==== SUPPLIED INFORMATION ====

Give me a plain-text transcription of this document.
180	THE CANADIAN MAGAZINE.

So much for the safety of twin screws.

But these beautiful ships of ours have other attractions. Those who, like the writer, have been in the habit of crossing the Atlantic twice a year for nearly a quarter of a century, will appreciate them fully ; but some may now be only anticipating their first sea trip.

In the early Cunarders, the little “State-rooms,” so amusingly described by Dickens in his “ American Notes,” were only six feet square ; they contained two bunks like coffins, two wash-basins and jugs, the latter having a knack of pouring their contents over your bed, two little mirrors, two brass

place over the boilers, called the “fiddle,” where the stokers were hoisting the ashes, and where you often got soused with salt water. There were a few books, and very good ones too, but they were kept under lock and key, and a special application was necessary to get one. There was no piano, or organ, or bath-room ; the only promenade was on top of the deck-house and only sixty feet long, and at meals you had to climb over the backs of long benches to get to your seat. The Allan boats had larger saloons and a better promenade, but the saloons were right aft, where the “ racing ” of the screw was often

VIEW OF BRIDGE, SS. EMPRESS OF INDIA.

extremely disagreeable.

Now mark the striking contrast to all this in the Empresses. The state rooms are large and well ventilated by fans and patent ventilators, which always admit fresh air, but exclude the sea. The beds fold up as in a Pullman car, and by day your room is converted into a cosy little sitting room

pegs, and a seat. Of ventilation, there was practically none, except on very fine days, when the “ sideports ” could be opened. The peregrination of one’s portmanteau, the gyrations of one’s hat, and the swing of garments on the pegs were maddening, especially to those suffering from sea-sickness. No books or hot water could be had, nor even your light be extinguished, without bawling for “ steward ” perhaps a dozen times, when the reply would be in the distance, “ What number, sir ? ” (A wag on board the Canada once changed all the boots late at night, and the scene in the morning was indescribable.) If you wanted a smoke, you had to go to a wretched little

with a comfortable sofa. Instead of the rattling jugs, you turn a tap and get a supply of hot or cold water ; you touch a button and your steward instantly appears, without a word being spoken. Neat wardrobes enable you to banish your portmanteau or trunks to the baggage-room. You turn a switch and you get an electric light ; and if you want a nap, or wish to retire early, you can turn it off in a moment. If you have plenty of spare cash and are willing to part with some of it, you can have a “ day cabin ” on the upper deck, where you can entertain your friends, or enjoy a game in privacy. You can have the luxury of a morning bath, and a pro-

====

▸ EXERCISE DETAILS: Pick out the lines containing the word "have" and show them.

▸ REPLY TO THE TASK:
But these beautiful ships of ours have other attractions. Those who, like the writer, have been in the habit of crossing the Atlantic twice a year for nearly a quarter of a century, will appreciate them fully ; but some may now be only anticipating their first sea trip.
with a comfortable sofa. Instead of the rattling jugs, you turn a tap and get a supply of hot or cold water ; you touch a button and your steward instantly appears, without a word being spoken. Neat wardrobes enable you to banish your portmanteau or trunks to the baggage-room. You turn a switch and you get an electric light ; and if you want a nap, or wish to retire early, you can turn it off in a moment. If you have plenty of spare cash and are willing to part with some of it, you can have a “ day cabin ” on the upper deck, where you can entertain your friends, or enjoy a game in privacy. You can have the luxury of a morning bath, and a pro-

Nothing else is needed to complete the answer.